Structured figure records
■ ■ ■
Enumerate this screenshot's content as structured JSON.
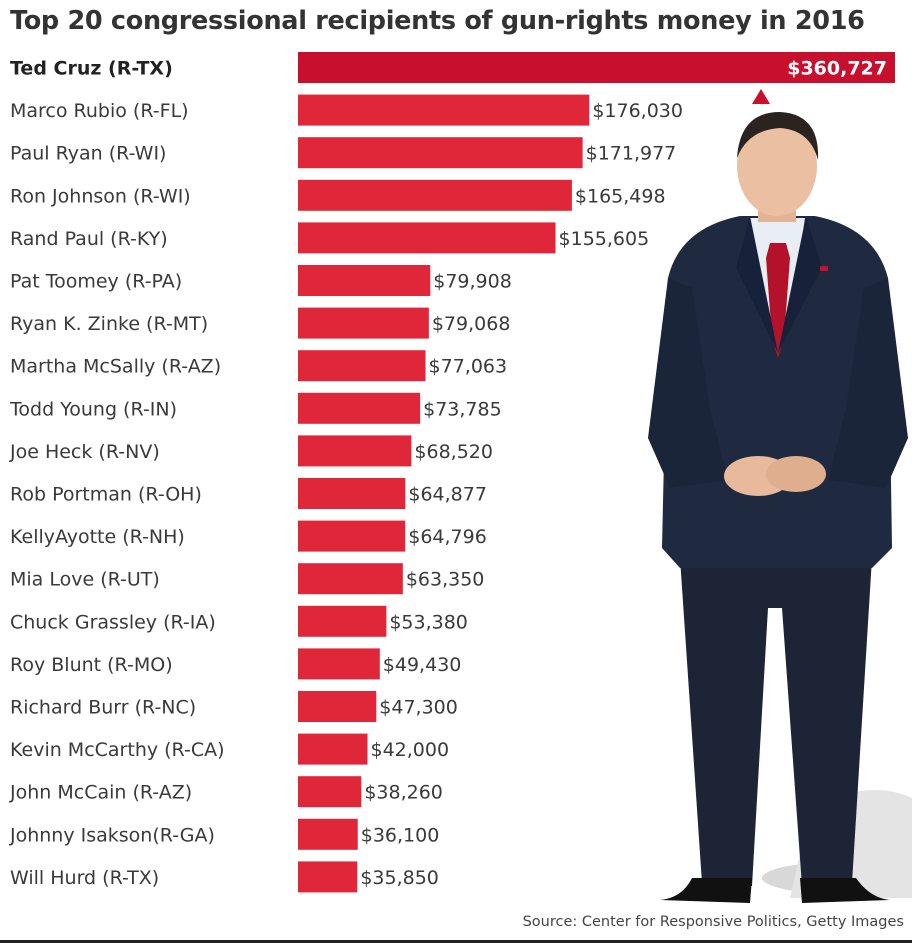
{
  "chart_data": {
    "type": "bar",
    "orientation": "horizontal",
    "title": "Top 20 congressional recipients of gun-rights money in 2016",
    "source": "Source: Center for Responsive Politics, Getty Images",
    "categories": [
      "Ted Cruz (R-TX)",
      "Marco Rubio (R-FL)",
      "Paul Ryan (R-WI)",
      "Ron Johnson (R-WI)",
      "Rand Paul (R-KY)",
      "Pat Toomey (R-PA)",
      "Ryan K. Zinke (R-MT)",
      "Martha McSally (R-AZ)",
      "Todd Young (R-IN)",
      "Joe Heck (R-NV)",
      "Rob Portman (R-OH)",
      "KellyAyotte (R-NH)",
      "Mia Love (R-UT)",
      "Chuck Grassley (R-IA)",
      "Roy Blunt (R-MO)",
      "Richard Burr (R-NC)",
      "Kevin McCarthy (R-CA)",
      "John McCain (R-AZ)",
      "Johnny  Isakson(R-GA)",
      "Will Hurd (R-TX)"
    ],
    "values": [
      360727,
      176030,
      171977,
      165498,
      155605,
      79908,
      79068,
      77063,
      73785,
      68520,
      64877,
      64796,
      63350,
      53380,
      49430,
      47300,
      42000,
      38260,
      36100,
      35850
    ],
    "value_labels": [
      "$360,727",
      "$176,030",
      "$171,977",
      "$165,498",
      "$155,605",
      "$79,908",
      "$79,068",
      "$77,063",
      "$73,785",
      "$68,520",
      "$64,877",
      "$64,796",
      "$63,350",
      "$53,380",
      "$49,430",
      "$47,300",
      "$42,000",
      "$38,260",
      "$36,100",
      "$35,850"
    ],
    "xlim": [
      0,
      360727
    ],
    "grid": false,
    "legend": false,
    "colors": {
      "top_bar": "#c8102e",
      "bar": "#e0273a",
      "text": "#3a3a3a"
    }
  },
  "figure": {
    "icon": "photo-of-ted-cruz"
  }
}
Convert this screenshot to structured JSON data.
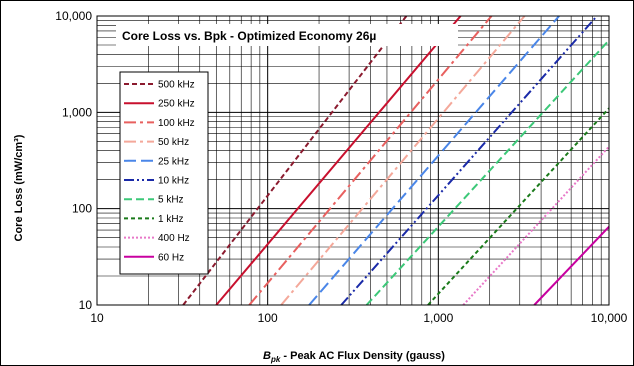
{
  "chart_data": {
    "type": "line",
    "title": "Core Loss vs. Bpk - Optimized Economy  26µ",
    "xlabel_main": "B",
    "xlabel_sub": "pk",
    "xlabel_rest": " - Peak AC Flux Density (gauss)",
    "ylabel": "Core Loss (mW/cm³)",
    "x_scale": "log",
    "y_scale": "log",
    "xlim": [
      10,
      10000
    ],
    "ylim": [
      10,
      10000
    ],
    "x_ticks": [
      "10",
      "100",
      "1,000",
      "10,000"
    ],
    "y_ticks": [
      "10",
      "100",
      "1,000",
      "10,000"
    ],
    "grid": true,
    "legend_position": "left",
    "series": [
      {
        "name": "500 kHz",
        "color": "#8b1a2e",
        "dash": "5,3",
        "x": [
          32,
          650
        ],
        "y": [
          10,
          10000
        ]
      },
      {
        "name": "250 kHz",
        "color": "#c8102e",
        "dash": "",
        "x": [
          50,
          1350
        ],
        "y": [
          10,
          10000
        ]
      },
      {
        "name": "100 kHz",
        "color": "#e8605f",
        "dash": "12,4,3,4",
        "x": [
          78,
          2050
        ],
        "y": [
          10,
          10000
        ]
      },
      {
        "name": "50 kHz",
        "color": "#f4a89a",
        "dash": "12,4,3,4",
        "x": [
          120,
          3200
        ],
        "y": [
          10,
          10000
        ]
      },
      {
        "name": "25 kHz",
        "color": "#4a86e8",
        "dash": "12,5",
        "x": [
          175,
          5100
        ],
        "y": [
          10,
          10000
        ]
      },
      {
        "name": "10 kHz",
        "color": "#1a2aa8",
        "dash": "10,3,2,3,2,3",
        "x": [
          270,
          8500
        ],
        "y": [
          10,
          10000
        ]
      },
      {
        "name": "5 kHz",
        "color": "#3cc878",
        "dash": "8,4",
        "x": [
          380,
          10000
        ],
        "y": [
          10,
          5600
        ]
      },
      {
        "name": "1 kHz",
        "color": "#1a7a1a",
        "dash": "4,3",
        "x": [
          870,
          10000
        ],
        "y": [
          10,
          1100
        ]
      },
      {
        "name": "400 Hz",
        "color": "#e878c8",
        "dash": "2,2",
        "x": [
          1400,
          10000
        ],
        "y": [
          10,
          440
        ]
      },
      {
        "name": "60 Hz",
        "color": "#c800a0",
        "dash": "",
        "x": [
          3650,
          10000
        ],
        "y": [
          10,
          65
        ]
      }
    ]
  }
}
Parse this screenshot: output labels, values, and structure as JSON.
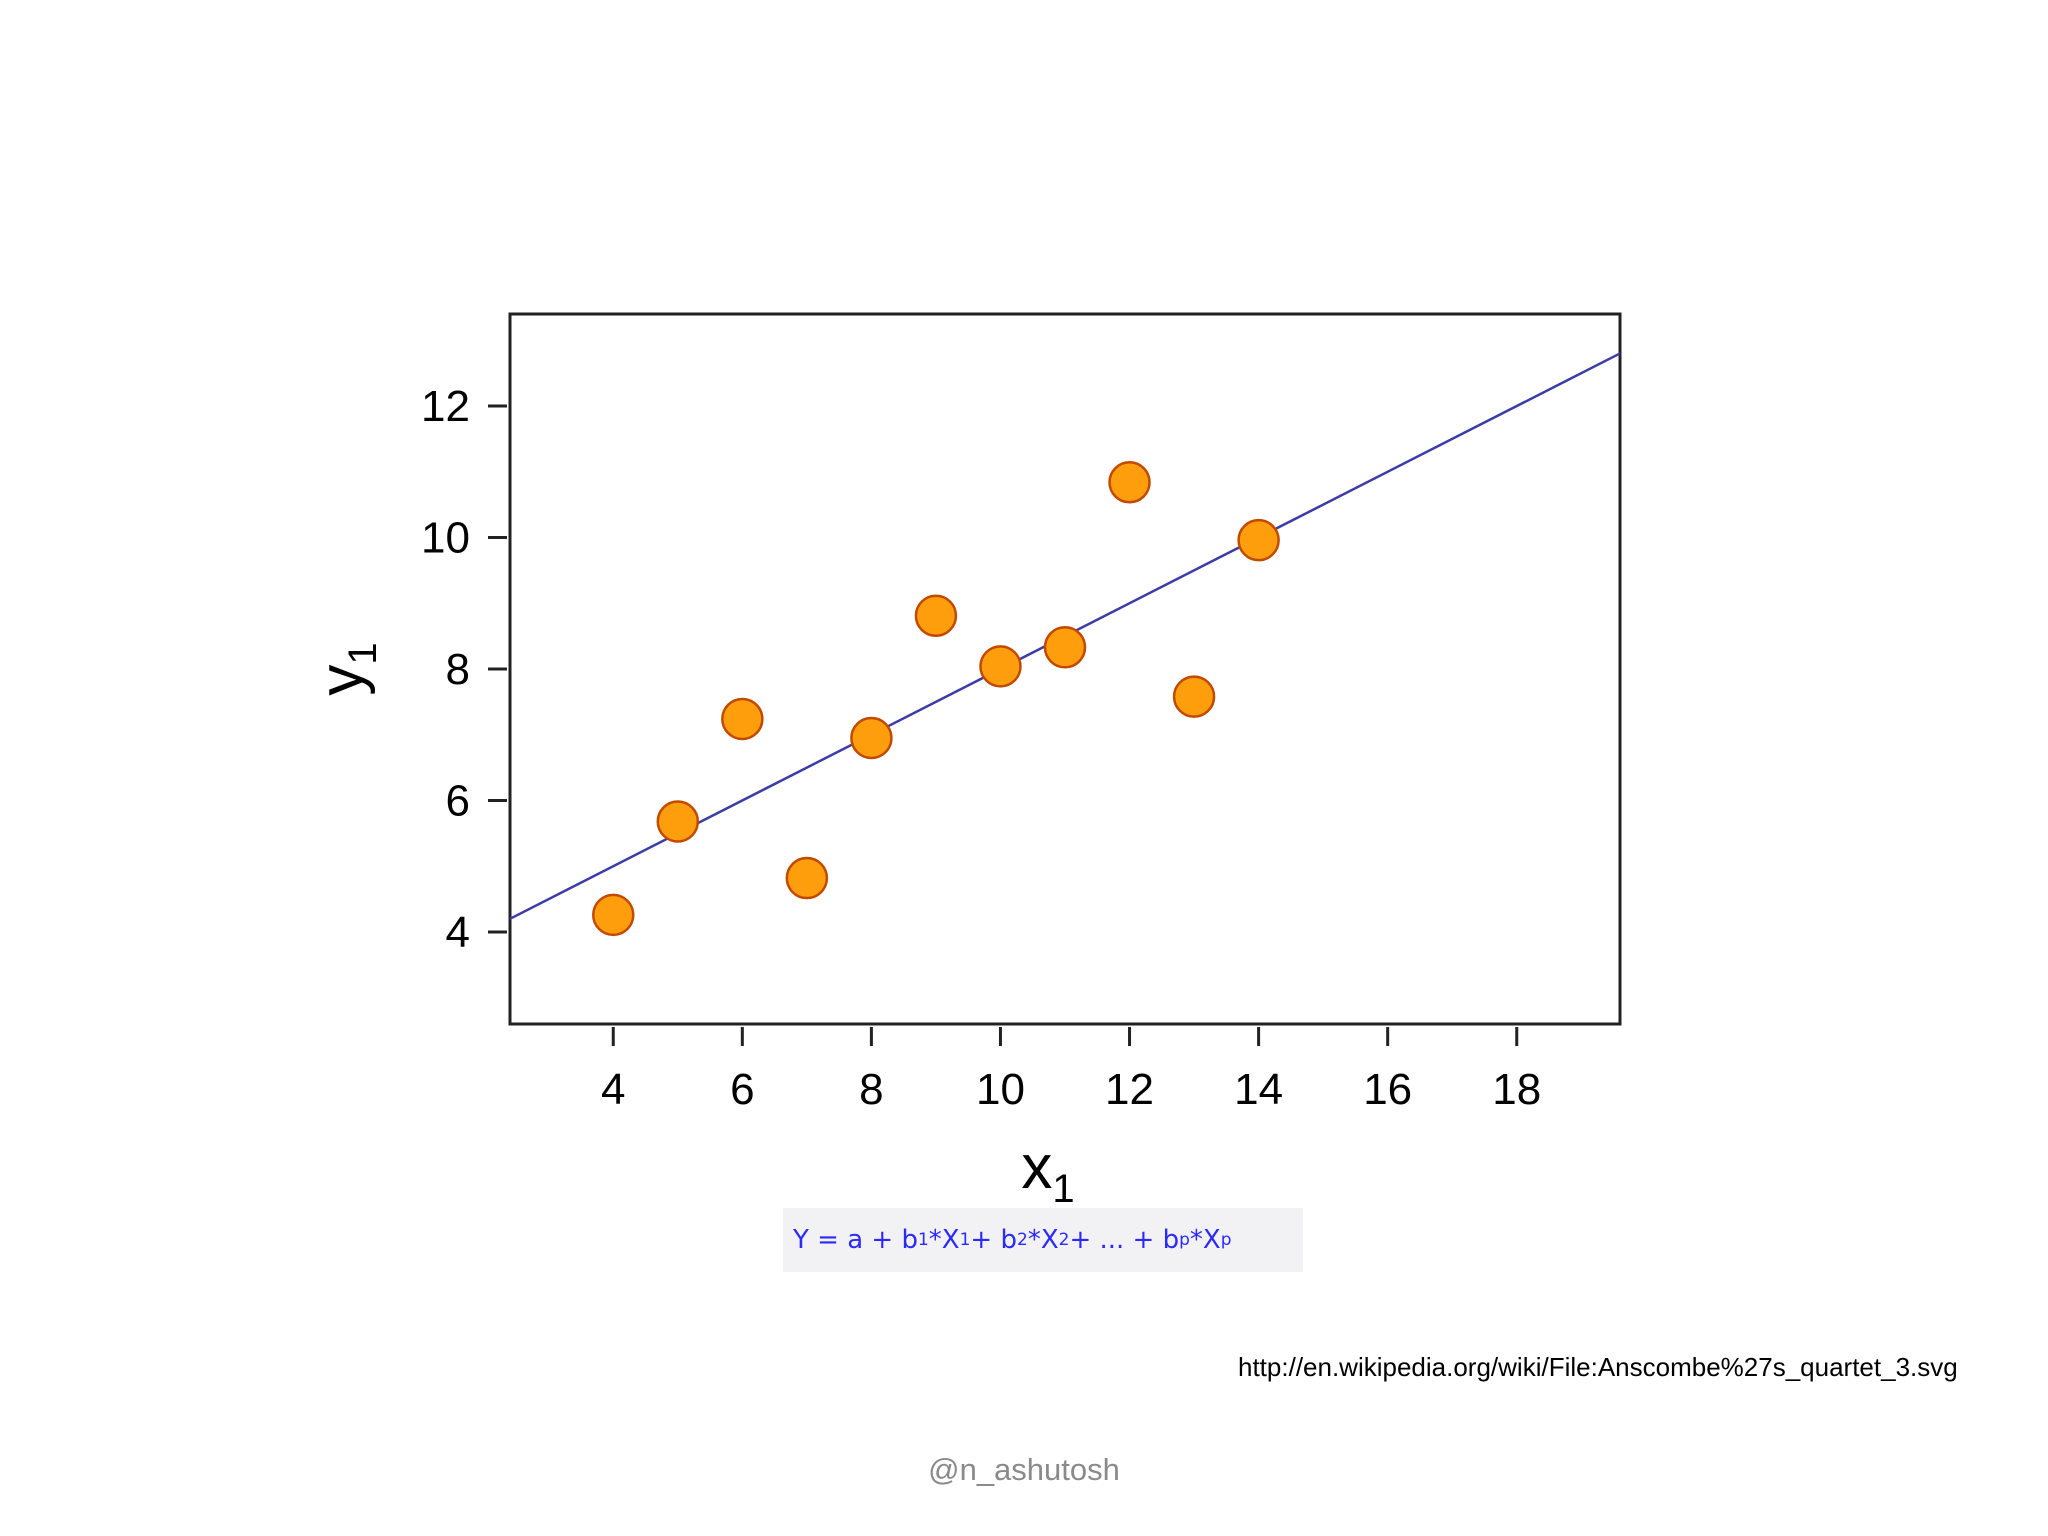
{
  "chart_data": {
    "type": "scatter",
    "xlabel": "x",
    "xlabel_sub": "1",
    "ylabel": "y",
    "ylabel_sub": "1",
    "xlim": [
      2.4,
      19.6
    ],
    "ylim": [
      2.6,
      13.4
    ],
    "xticks": [
      4,
      6,
      8,
      10,
      12,
      14,
      16,
      18
    ],
    "yticks": [
      4,
      6,
      8,
      10,
      12
    ],
    "grid": false,
    "points": [
      {
        "x": 4,
        "y": 4.26
      },
      {
        "x": 5,
        "y": 5.68
      },
      {
        "x": 6,
        "y": 7.24
      },
      {
        "x": 7,
        "y": 4.82
      },
      {
        "x": 8,
        "y": 6.95
      },
      {
        "x": 9,
        "y": 8.81
      },
      {
        "x": 10,
        "y": 8.04
      },
      {
        "x": 11,
        "y": 8.33
      },
      {
        "x": 12,
        "y": 10.84
      },
      {
        "x": 13,
        "y": 7.58
      },
      {
        "x": 14,
        "y": 9.96
      }
    ],
    "fit_line": {
      "intercept": 3.0,
      "slope": 0.5
    },
    "colors": {
      "point_fill": "#ff9e0d",
      "point_stroke": "#c24a00",
      "line": "#3c3ca8",
      "axes": "#222222"
    }
  },
  "formula": {
    "lead": "Y = a + b",
    "s1": "1",
    "t1": "*X",
    "s2": "1",
    "t2": " + b",
    "s3": "2",
    "t3": "*X",
    "s4": "2",
    "t4": " + ... + b",
    "s5": "p",
    "t5": "*X",
    "s6": "p"
  },
  "source_url": "http://en.wikipedia.org/wiki/File:Anscombe%27s_quartet_3.svg",
  "watermark": "@n_ashutosh"
}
■ ■ ■
GIVEN REQUEST: Scan the listing above for the word "dash" and show each line where it is found.

SOLVED EXERCISE:
        "dash": "5,3",
        "dash": "",
        "dash": "12,4,3,4",
        "dash": "12,4,3,4",
        "dash": "12,5",
        "dash": "10,3,2,3,2,3",
        "dash": "8,4",
        "dash": "4,3",
        "dash": "2,2",
        "dash": "",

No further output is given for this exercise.